___ EXTRACTED INFORMATION

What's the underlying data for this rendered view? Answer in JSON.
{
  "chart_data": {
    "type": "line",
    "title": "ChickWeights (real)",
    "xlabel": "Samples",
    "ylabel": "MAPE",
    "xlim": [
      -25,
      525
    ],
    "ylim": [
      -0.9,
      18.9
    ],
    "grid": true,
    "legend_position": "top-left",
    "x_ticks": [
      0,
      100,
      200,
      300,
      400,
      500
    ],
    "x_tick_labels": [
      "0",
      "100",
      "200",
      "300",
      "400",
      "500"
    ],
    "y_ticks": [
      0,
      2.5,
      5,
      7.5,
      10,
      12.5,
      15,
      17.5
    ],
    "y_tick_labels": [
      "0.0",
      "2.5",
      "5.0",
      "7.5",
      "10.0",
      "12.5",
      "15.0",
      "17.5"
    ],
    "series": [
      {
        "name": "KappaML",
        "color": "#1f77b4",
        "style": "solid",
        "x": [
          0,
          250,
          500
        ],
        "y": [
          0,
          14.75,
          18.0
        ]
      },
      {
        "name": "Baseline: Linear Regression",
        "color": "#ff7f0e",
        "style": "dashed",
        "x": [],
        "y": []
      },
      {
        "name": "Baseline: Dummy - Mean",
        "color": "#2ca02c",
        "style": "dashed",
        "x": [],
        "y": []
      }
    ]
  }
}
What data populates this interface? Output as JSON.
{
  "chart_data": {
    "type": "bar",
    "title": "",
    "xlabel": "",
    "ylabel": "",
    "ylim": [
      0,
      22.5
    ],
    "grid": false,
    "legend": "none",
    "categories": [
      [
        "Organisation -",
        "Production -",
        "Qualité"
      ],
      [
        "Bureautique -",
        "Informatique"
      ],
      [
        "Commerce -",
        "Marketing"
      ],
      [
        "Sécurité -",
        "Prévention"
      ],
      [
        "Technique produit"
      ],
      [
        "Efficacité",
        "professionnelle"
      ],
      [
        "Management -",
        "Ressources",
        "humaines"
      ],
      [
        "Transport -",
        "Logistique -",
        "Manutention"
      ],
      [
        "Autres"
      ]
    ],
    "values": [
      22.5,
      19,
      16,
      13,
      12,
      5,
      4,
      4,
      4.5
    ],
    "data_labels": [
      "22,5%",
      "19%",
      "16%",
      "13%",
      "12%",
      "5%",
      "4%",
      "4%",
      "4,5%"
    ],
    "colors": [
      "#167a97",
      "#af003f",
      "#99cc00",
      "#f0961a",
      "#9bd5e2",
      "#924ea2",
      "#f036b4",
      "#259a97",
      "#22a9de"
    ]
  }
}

______

GOAL OF THE EXERCISE: Find how many lines in the listing contain the word "What" and give that count alone.

IN RESPONSE: 2